- **INSTRUCTIONS TO FOLLOW**
Write out the data below in full. Keep it exact.

- **TASK INPUT**
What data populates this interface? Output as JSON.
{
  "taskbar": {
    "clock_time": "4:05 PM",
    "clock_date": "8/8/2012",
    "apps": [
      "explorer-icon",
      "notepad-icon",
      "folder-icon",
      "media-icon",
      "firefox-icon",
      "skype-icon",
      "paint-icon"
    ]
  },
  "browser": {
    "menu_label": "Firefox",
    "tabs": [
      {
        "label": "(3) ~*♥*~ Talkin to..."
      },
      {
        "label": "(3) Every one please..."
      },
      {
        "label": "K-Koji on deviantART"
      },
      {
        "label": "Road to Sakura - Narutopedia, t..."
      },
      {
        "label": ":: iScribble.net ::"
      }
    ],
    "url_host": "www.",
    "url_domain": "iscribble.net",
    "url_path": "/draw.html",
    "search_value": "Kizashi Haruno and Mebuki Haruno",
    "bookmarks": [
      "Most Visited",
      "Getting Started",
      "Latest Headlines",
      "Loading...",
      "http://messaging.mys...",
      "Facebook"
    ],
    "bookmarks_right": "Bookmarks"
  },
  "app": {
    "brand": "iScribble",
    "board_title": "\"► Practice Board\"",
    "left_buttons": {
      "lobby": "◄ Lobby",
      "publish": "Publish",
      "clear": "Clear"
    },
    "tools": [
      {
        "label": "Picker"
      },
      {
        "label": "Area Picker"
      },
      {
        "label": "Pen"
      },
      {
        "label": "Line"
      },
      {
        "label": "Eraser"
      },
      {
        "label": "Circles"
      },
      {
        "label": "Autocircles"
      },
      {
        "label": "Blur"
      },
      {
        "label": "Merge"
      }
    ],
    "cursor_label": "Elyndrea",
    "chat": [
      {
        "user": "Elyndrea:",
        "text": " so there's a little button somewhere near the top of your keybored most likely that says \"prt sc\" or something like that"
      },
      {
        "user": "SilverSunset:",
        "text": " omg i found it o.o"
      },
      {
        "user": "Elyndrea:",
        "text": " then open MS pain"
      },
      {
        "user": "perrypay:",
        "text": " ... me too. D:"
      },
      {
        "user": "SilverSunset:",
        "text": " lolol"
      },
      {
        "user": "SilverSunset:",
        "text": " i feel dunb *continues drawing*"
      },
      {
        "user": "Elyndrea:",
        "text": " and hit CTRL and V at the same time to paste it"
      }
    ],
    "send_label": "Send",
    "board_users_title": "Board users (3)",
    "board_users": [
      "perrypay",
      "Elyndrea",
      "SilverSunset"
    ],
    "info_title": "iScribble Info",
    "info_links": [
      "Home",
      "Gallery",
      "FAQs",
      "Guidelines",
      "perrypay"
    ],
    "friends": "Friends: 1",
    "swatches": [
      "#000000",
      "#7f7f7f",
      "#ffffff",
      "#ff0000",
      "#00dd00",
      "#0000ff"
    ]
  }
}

- **OUTPUT OF THE TASK**
What data populates this interface? Output as JSON.
{
  "taskbar": {
    "clock_time": "4:05 PM",
    "clock_date": "8/8/2012",
    "apps": [
      "explorer-icon",
      "notepad-icon",
      "folder-icon",
      "media-icon",
      "firefox-icon",
      "skype-icon",
      "paint-icon"
    ]
  },
  "browser": {
    "menu_label": "Firefox",
    "tabs": [
      {
        "label": "(3) ~*♥*~ Talkin to..."
      },
      {
        "label": "(3) Every one please..."
      },
      {
        "label": "K-Koji on deviantART"
      },
      {
        "label": "Road to Sakura - Narutopedia, t..."
      },
      {
        "label": ":: iScribble.net ::"
      }
    ],
    "url_host": "www.",
    "url_domain": "iscribble.net",
    "url_path": "/draw.html",
    "search_value": "Kizashi Haruno and Mebuki Haruno",
    "bookmarks": [
      "Most Visited",
      "Getting Started",
      "Latest Headlines",
      "Loading...",
      "http://messaging.mys...",
      "Facebook"
    ],
    "bookmarks_right": "Bookmarks"
  },
  "app": {
    "brand": "iScribble",
    "board_title": "\"► Practice Board\"",
    "left_buttons": {
      "lobby": "◄ Lobby",
      "publish": "Publish",
      "clear": "Clear"
    },
    "tools": [
      {
        "label": "Picker"
      },
      {
        "label": "Area Picker"
      },
      {
        "label": "Pen"
      },
      {
        "label": "Line"
      },
      {
        "label": "Eraser"
      },
      {
        "label": "Circles"
      },
      {
        "label": "Autocircles"
      },
      {
        "label": "Blur"
      },
      {
        "label": "Merge"
      }
    ],
    "cursor_label": "Elyndrea",
    "chat": [
      {
        "user": "Elyndrea:",
        "text": " so there's a little button somewhere near the top of your keybored most likely that says \"prt sc\" or something like that"
      },
      {
        "user": "SilverSunset:",
        "text": " omg i found it o.o"
      },
      {
        "user": "Elyndrea:",
        "text": " then open MS pain"
      },
      {
        "user": "perrypay:",
        "text": " ... me too. D:"
      },
      {
        "user": "SilverSunset:",
        "text": " lolol"
      },
      {
        "user": "SilverSunset:",
        "text": " i feel dunb *continues drawing*"
      },
      {
        "user": "Elyndrea:",
        "text": " and hit CTRL and V at the same time to paste it"
      }
    ],
    "send_label": "Send",
    "board_users_title": "Board users (3)",
    "board_users": [
      "perrypay",
      "Elyndrea",
      "SilverSunset"
    ],
    "info_title": "iScribble Info",
    "info_links": [
      "Home",
      "Gallery",
      "FAQs",
      "Guidelines",
      "perrypay"
    ],
    "friends": "Friends: 1",
    "swatches": [
      "#000000",
      "#7f7f7f",
      "#ffffff",
      "#ff0000",
      "#00dd00",
      "#0000ff"
    ]
  }
}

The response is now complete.